Repeat the whole listing below, word for word.

(Extracted data entries)
((

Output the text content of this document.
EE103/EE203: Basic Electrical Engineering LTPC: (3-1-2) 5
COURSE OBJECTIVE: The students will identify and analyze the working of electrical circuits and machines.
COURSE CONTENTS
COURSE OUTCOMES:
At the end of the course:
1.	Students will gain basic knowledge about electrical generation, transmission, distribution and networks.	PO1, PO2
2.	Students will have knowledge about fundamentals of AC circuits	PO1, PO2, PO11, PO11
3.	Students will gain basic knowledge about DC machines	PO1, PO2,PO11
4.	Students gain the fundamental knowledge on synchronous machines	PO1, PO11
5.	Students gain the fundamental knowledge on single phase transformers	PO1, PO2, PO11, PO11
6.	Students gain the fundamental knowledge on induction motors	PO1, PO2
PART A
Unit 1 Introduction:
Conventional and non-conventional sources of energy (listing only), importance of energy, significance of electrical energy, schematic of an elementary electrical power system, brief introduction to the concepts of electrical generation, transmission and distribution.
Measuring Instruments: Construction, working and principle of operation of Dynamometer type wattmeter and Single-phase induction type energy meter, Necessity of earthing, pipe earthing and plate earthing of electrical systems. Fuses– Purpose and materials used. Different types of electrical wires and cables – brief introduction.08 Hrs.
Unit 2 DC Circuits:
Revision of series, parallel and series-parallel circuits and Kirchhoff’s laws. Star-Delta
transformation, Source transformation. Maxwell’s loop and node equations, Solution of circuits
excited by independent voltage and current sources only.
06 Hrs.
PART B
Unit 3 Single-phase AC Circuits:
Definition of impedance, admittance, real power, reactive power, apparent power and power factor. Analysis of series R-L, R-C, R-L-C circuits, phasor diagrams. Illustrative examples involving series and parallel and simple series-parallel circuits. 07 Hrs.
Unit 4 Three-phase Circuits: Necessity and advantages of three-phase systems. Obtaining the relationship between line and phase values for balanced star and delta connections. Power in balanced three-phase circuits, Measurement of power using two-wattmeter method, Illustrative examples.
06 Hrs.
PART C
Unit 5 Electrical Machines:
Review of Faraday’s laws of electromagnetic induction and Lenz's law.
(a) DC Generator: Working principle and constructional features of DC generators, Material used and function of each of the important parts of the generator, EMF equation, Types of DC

))

> SOLUTION FOR THIS TASK:
Output the text content of this document.
EE103/EE203: Basic Electrical Engineering LTPC: (3-1-2) 5
COURSE OBJECTIVE: The students will identify and analyze the working of electrical circuits and machines.
COURSE CONTENTS
COURSE OUTCOMES:
At the end of the course:
1.	Students will gain basic knowledge about electrical generation, transmission, distribution and networks.	PO1, PO2
2.	Students will have knowledge about fundamentals of AC circuits	PO1, PO2, PO11, PO11
3.	Students will gain basic knowledge about DC machines	PO1, PO2,PO11
4.	Students gain the fundamental knowledge on synchronous machines	PO1, PO11
5.	Students gain the fundamental knowledge on single phase transformers	PO1, PO2, PO11, PO11
6.	Students gain the fundamental knowledge on induction motors	PO1, PO2
PART A
Unit 1 Introduction:
Conventional and non-conventional sources of energy (listing only), importance of energy, significance of electrical energy, schematic of an elementary electrical power system, brief introduction to the concepts of electrical generation, transmission and distribution.
Measuring Instruments: Construction, working and principle of operation of Dynamometer type wattmeter and Single-phase induction type energy meter, Necessity of earthing, pipe earthing and plate earthing of electrical systems. Fuses– Purpose and materials used. Different types of electrical wires and cables – brief introduction.08 Hrs.
Unit 2 DC Circuits:
Revision of series, parallel and series-parallel circuits and Kirchhoff’s laws. Star-Delta
transformation, Source transformation. Maxwell’s loop and node equations, Solution of circuits
excited by independent voltage and current sources only.
06 Hrs.
PART B
Unit 3 Single-phase AC Circuits:
Definition of impedance, admittance, real power, reactive power, apparent power and power factor. Analysis of series R-L, R-C, R-L-C circuits, phasor diagrams. Illustrative examples involving series and parallel and simple series-parallel circuits. 07 Hrs.
Unit 4 Three-phase Circuits: Necessity and advantages of three-phase systems. Obtaining the relationship between line and phase values for balanced star and delta connections. Power in balanced three-phase circuits, Measurement of power using two-wattmeter method, Illustrative examples.
06 Hrs.
PART C
Unit 5 Electrical Machines:
Review of Faraday’s laws of electromagnetic induction and Lenz's law.
(a) DC Generator: Working principle and constructional features of DC generators, Material used and function of each of the important parts of the generator, EMF equation, Types of DC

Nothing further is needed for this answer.